** Start **

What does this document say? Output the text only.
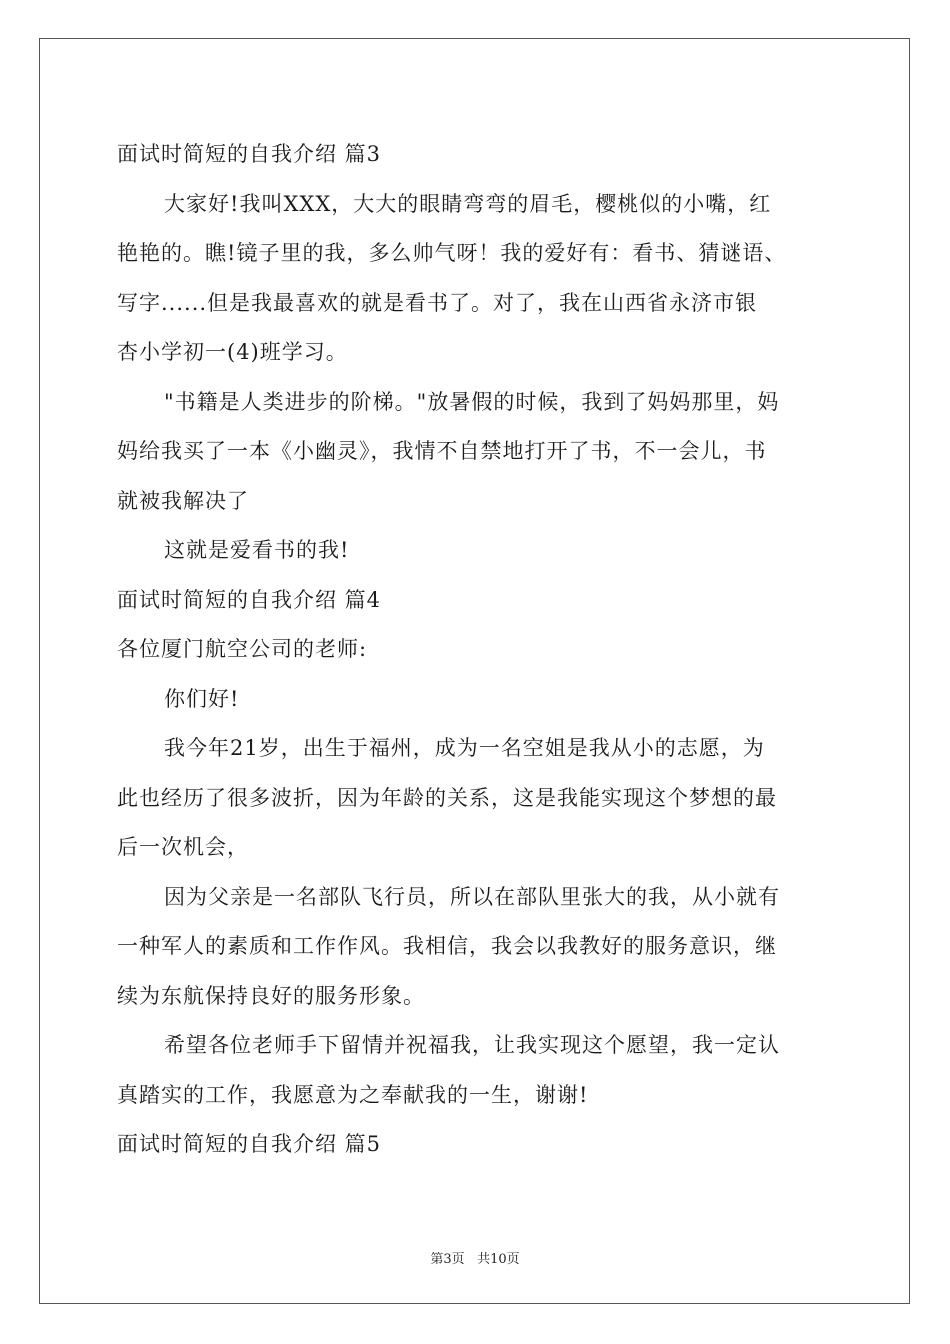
面试时简短的自我介绍 篇3
大家好!我叫XXX，大大的眼睛弯弯的眉毛，樱桃似的小嘴，红
艳艳的。瞧!镜子里的我，多么帅气呀！我的爱好有：看书、猜谜语、
写字......但是我最喜欢的就是看书了。对了，我在山西省永济市银
杏小学初一(4)班学习。
"书籍是人类进步的阶梯。"放暑假的时候，我到了妈妈那里，妈
妈给我买了一本《小幽灵》，我情不自禁地打开了书，不一会儿，书
就被我解决了
这就是爱看书的我!
面试时简短的自我介绍 篇4
各位厦门航空公司的老师:
你们好!
我今年21岁，出生于福州，成为一名空姐是我从小的志愿，为
此也经历了很多波折，因为年龄的关系，这是我能实现这个梦想的最
后一次机会，
因为父亲是一名部队飞行员，所以在部队里张大的我，从小就有
一种军人的素质和工作作风。我相信，我会以我教好的服务意识，继
续为东航保持良好的服务形象。
希望各位老师手下留情并祝福我，让我实现这个愿望，我一定认
真踏实的工作，我愿意为之奉献我的一生，谢谢!
面试时简短的自我介绍 篇5
第3页 共10页
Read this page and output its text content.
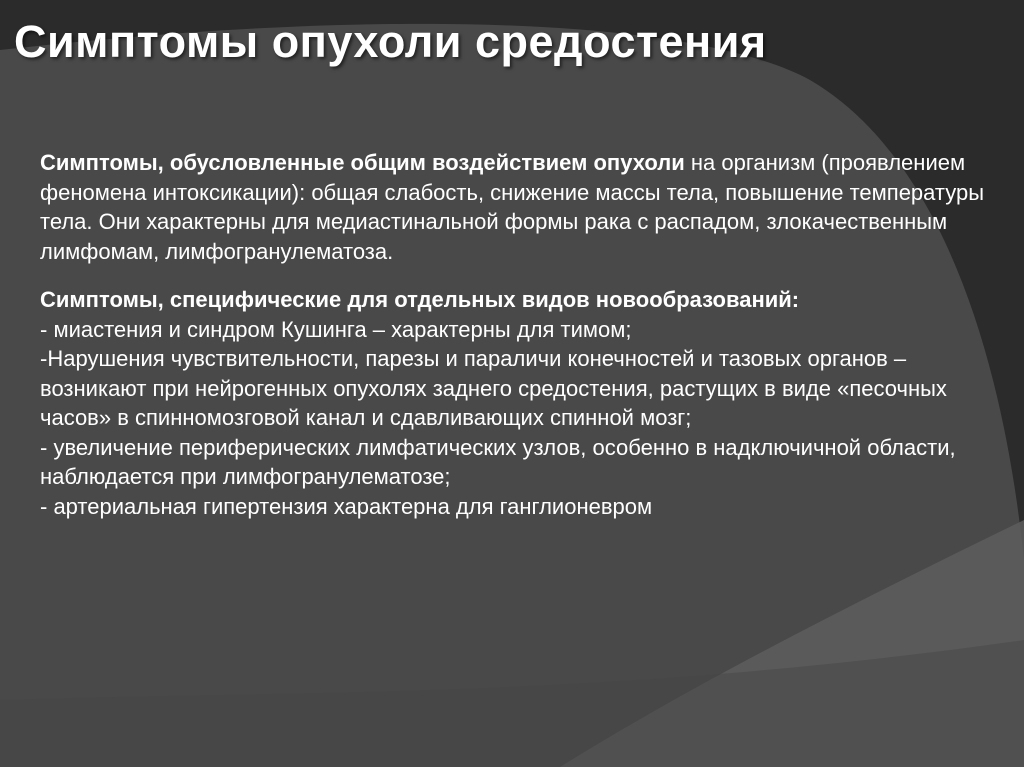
Симптомы опухоли средостения

Симптомы, обусловленные общим воздействием опухоли на организм (проявлением феномена интоксикации): общая слабость, снижение массы тела, повышение температуры тела. Они характерны для медиастинальной формы рака с распадом, злокачественным лимфомам, лимфогранулематоза.

Симптомы, специфические для отдельных видов новообразований:
- миастения и синдром Кушинга – характерны для тимом;
-Нарушения чувствительности, парезы и параличи конечностей и тазовых органов – возникают при нейрогенных опухолях заднего средостения, растущих в виде «песочных часов» в спинномозговой канал и сдавливающих спинной мозг;
- увеличение периферических лимфатических узлов, особенно в надключичной области, наблюдается при лимфогранулематозе;
- артериальная гипертензия характерна для ганглионевром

** End **

Restate word for word only the lines from the one with "Read this page and output its text content." through the last line of the material, both included. Any picture should be left out.

#### COMPLETED TASK
Read this page and output its text content.
Симптомы опухоли средостения

Симптомы, обусловленные общим воздействием опухоли на организм (проявлением феномена интоксикации): общая слабость, снижение массы тела, повышение температуры тела. Они характерны для медиастинальной формы рака с распадом, злокачественным лимфомам, лимфогранулематоза.

Симптомы, специфические для отдельных видов новообразований:
- миастения и синдром Кушинга – характерны для тимом;
-Нарушения чувствительности, парезы и параличи конечностей и тазовых органов – возникают при нейрогенных опухолях заднего средостения, растущих в виде «песочных часов» в спинномозговой канал и сдавливающих спинной мозг;
- увеличение периферических лимфатических узлов, особенно в надключичной области, наблюдается при лимфогранулематозе;
- артериальная гипертензия характерна для ганглионевром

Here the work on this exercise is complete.